◆ **What needs to be done**: Output the records below line for line, without any changes, and leave out the picture lines.

Page element annotations:
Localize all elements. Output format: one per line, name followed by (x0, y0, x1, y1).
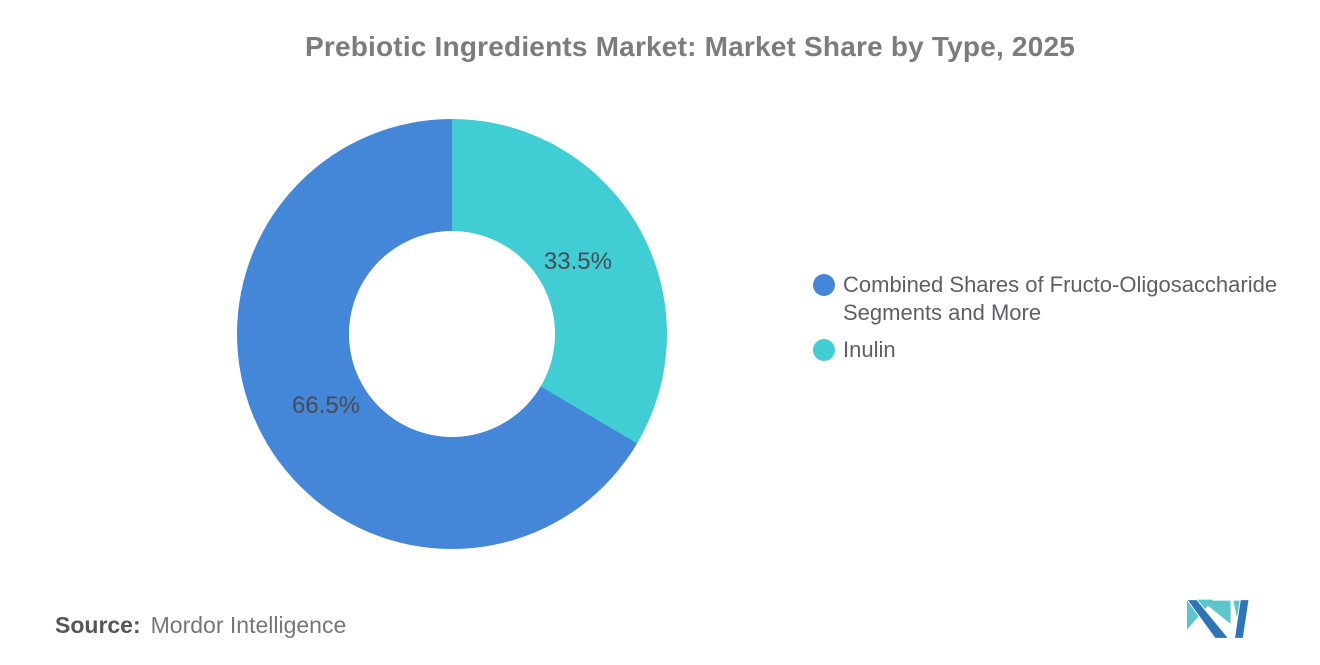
legend-label-inulin: Inulin (843, 337, 896, 362)
slice-label-fructo: 66.5% (292, 391, 361, 419)
legend-dot-inulin-icon (813, 339, 835, 361)
legend-label-fructo: Combined Shares of Fructo-Oligosaccharid… (843, 272, 1278, 325)
donut-hole (349, 231, 555, 437)
source-line: Source: Mordor Intelligence (55, 612, 346, 639)
source-value: Mordor Intelligence (150, 612, 347, 638)
legend-item-inulin[interactable]: Inulin (813, 336, 1303, 364)
mordor-intelligence-logo (1186, 599, 1250, 639)
donut-chart: 66.5% 33.5% (237, 119, 667, 549)
slice-label-inulin: 33.5% (543, 248, 612, 276)
chart-title: Prebiotic Ingredients Market: Market Sha… (304, 31, 1076, 62)
legend: Combined Shares of Fructo-Oligosaccharid… (813, 271, 1303, 373)
legend-dot-fructo-icon (813, 274, 835, 296)
source-label: Source: (55, 612, 141, 638)
legend-item-fructo[interactable]: Combined Shares of Fructo-Oligosaccharid… (813, 271, 1303, 327)
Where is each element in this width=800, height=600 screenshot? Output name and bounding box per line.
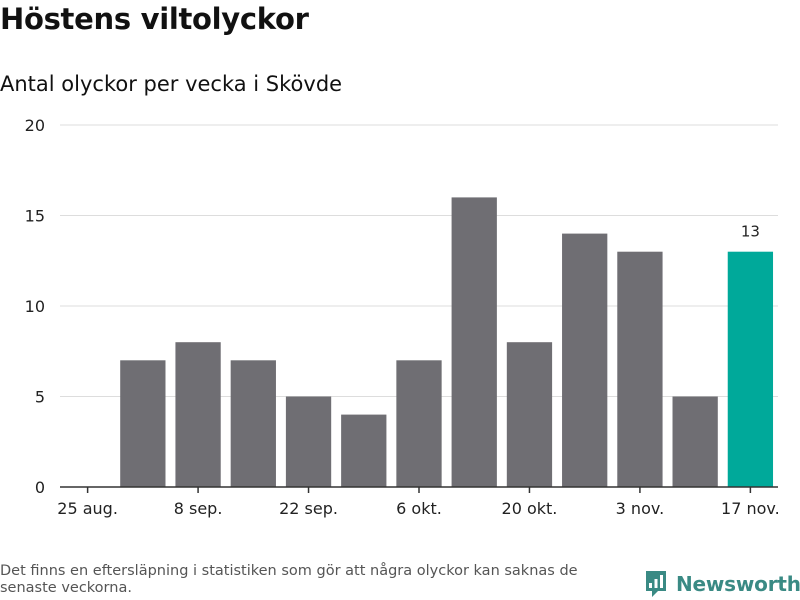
x-tick-label: 17 nov. [721, 499, 780, 518]
x-axis [60, 486, 778, 493]
y-tick-label: 10 [25, 297, 45, 316]
x-tick-label: 20 okt. [502, 499, 558, 518]
bar [617, 251, 663, 487]
newsworthy-logo-icon [646, 571, 666, 597]
bar [506, 342, 553, 487]
x-tick-label: 3 nov. [616, 499, 665, 518]
bar [341, 414, 387, 487]
labels: 0 5 10 15 20 13 25 aug. 8 sep. 22 sep. 6 okt. 20 o… [25, 116, 780, 518]
y-tick-label: 0 [35, 478, 45, 497]
bar [396, 360, 442, 487]
bar-chart: 0 5 10 15 20 13 25 aug. 8 sep. 22 sep. 6 okt. 20 o… [25, 116, 780, 518]
bar [285, 396, 332, 487]
x-tick-label: 25 aug. [57, 499, 118, 518]
y-tick-label: 5 [35, 388, 45, 407]
footnote: Det finns en eftersläpning i statistiken… [0, 563, 578, 596]
gridlines [60, 124, 778, 397]
bar-highlight [727, 251, 774, 487]
bar [175, 342, 221, 487]
bar [120, 360, 166, 487]
chart-title: Höstens viltolyckor [0, 2, 309, 36]
bar [230, 360, 276, 487]
brand-name: Newsworthy [676, 572, 800, 596]
brand: Newsworthy [644, 569, 800, 599]
x-tick-label: 22 sep. [279, 499, 338, 518]
bar [672, 396, 718, 487]
bar [562, 233, 608, 487]
x-tick-label: 6 okt. [396, 499, 442, 518]
bar [451, 197, 497, 487]
chart-subtitle: Antal olyckor per vecka i Skövde [0, 72, 343, 96]
x-tick-label: 8 sep. [174, 499, 223, 518]
y-tick-label: 20 [25, 116, 45, 135]
y-tick-label: 15 [25, 207, 45, 226]
bars [120, 197, 774, 487]
data-label: 13 [741, 223, 760, 241]
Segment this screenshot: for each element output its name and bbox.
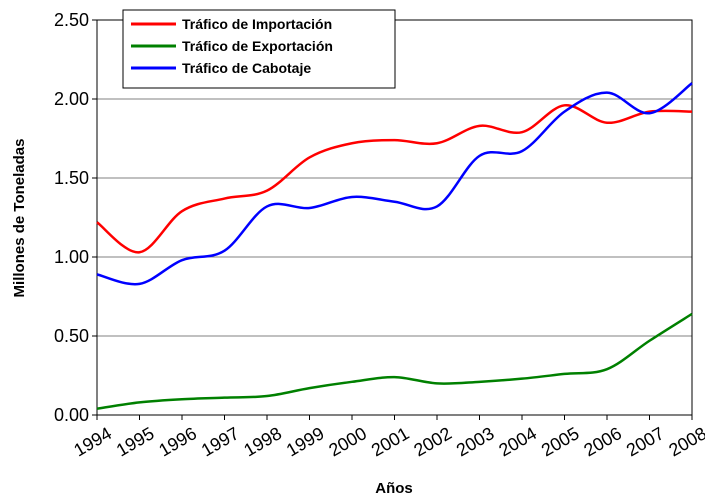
y-tick-label: 0.50 bbox=[54, 326, 89, 346]
y-tick-label: 0.00 bbox=[54, 405, 89, 425]
line bbox=[96, 82, 693, 286]
y-tick-label: 1.50 bbox=[54, 168, 89, 188]
line bbox=[96, 104, 693, 254]
y-tick-label: 2.00 bbox=[54, 89, 89, 109]
y-tick-label: 1.00 bbox=[54, 247, 89, 267]
x-axis-label: Años bbox=[375, 480, 413, 497]
y-axis-label: Millones de Toneladas bbox=[11, 139, 28, 298]
legend-label: Tráfico de Importación bbox=[182, 16, 332, 32]
legend-label: Tráfico de Exportación bbox=[182, 38, 333, 54]
legend-label: Tráfico de Cabotaje bbox=[182, 60, 311, 76]
y-tick-label: 2.50 bbox=[54, 10, 89, 30]
line bbox=[96, 312, 693, 410]
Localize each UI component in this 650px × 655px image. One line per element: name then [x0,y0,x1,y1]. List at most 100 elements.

◆ **Solved problem**:
Localize all elements. Output format: one per line, name followed by (x0, y0, x1, y1).
legend-label-inulin: Inulin (843, 337, 896, 362)
slice-label-fructo: 66.5% (292, 391, 361, 419)
legend-dot-inulin-icon (813, 339, 835, 361)
legend-label-fructo: Combined Shares of Fructo-Oligosaccharid… (843, 272, 1278, 325)
donut-hole (349, 231, 555, 437)
source-line: Source: Mordor Intelligence (55, 612, 346, 639)
source-value: Mordor Intelligence (150, 612, 347, 638)
legend-item-inulin[interactable]: Inulin (813, 336, 1303, 364)
mordor-intelligence-logo (1186, 599, 1250, 639)
donut-chart: 66.5% 33.5% (237, 119, 667, 549)
slice-label-inulin: 33.5% (543, 248, 612, 276)
chart-title: Prebiotic Ingredients Market: Market Sha… (304, 31, 1076, 62)
legend: Combined Shares of Fructo-Oligosaccharid… (813, 271, 1303, 373)
legend-dot-fructo-icon (813, 274, 835, 296)
source-label: Source: (55, 612, 141, 638)
legend-item-fructo[interactable]: Combined Shares of Fructo-Oligosaccharid… (813, 271, 1303, 327)
Where is each element in this width=800, height=600 screenshot? Output name and bounding box per line.
x-tick-label: 17 nov. [721, 499, 780, 518]
x-axis [60, 486, 778, 493]
y-tick-label: 10 [25, 297, 45, 316]
x-tick-label: 20 okt. [502, 499, 558, 518]
bar [617, 251, 663, 487]
newsworthy-logo-icon [646, 571, 666, 597]
bar [506, 342, 553, 487]
x-tick-label: 3 nov. [616, 499, 665, 518]
bar [341, 414, 387, 487]
labels: 0 5 10 15 20 13 25 aug. 8 sep. 22 sep. 6 okt. 20 o… [25, 116, 780, 518]
y-tick-label: 0 [35, 478, 45, 497]
bar [396, 360, 442, 487]
bar-chart: 0 5 10 15 20 13 25 aug. 8 sep. 22 sep. 6 okt. 20 o… [25, 116, 780, 518]
bar [285, 396, 332, 487]
x-tick-label: 25 aug. [57, 499, 118, 518]
y-tick-label: 5 [35, 388, 45, 407]
footnote: Det finns en eftersläpning i statistiken… [0, 563, 578, 596]
gridlines [60, 124, 778, 397]
bar-highlight [727, 251, 774, 487]
bar [175, 342, 221, 487]
bar [120, 360, 166, 487]
chart-title: Höstens viltolyckor [0, 2, 309, 36]
bar [230, 360, 276, 487]
brand-name: Newsworthy [676, 572, 800, 596]
brand: Newsworthy [644, 569, 800, 599]
x-tick-label: 22 sep. [279, 499, 338, 518]
bar [672, 396, 718, 487]
bar [562, 233, 608, 487]
x-tick-label: 6 okt. [396, 499, 442, 518]
bar [451, 197, 497, 487]
chart-subtitle: Antal olyckor per vecka i Skövde [0, 72, 343, 96]
x-tick-label: 8 sep. [174, 499, 223, 518]
y-tick-label: 20 [25, 116, 45, 135]
y-tick-label: 15 [25, 207, 45, 226]
bars [120, 197, 774, 487]
data-label: 13 [741, 223, 760, 241]
Segment this screenshot: for each element output its name and bbox.
y-tick-label: 0.50 bbox=[54, 326, 89, 346]
y-tick-label: 0.00 bbox=[54, 405, 89, 425]
line bbox=[96, 82, 693, 286]
y-tick-label: 1.50 bbox=[54, 168, 89, 188]
line bbox=[96, 104, 693, 254]
y-tick-label: 2.00 bbox=[54, 89, 89, 109]
y-tick-label: 1.00 bbox=[54, 247, 89, 267]
x-axis-label: Años bbox=[375, 480, 413, 497]
y-axis-label: Millones de Toneladas bbox=[11, 139, 28, 298]
legend-label: Tráfico de Importación bbox=[182, 16, 332, 32]
legend-label: Tráfico de Exportación bbox=[182, 38, 333, 54]
legend-label: Tráfico de Cabotaje bbox=[182, 60, 311, 76]
y-tick-label: 2.50 bbox=[54, 10, 89, 30]
line bbox=[96, 312, 693, 410]
Localize each UI component in this 650px × 655px image. One line per element: name then [x0,y0,x1,y1]. List at most 100 elements.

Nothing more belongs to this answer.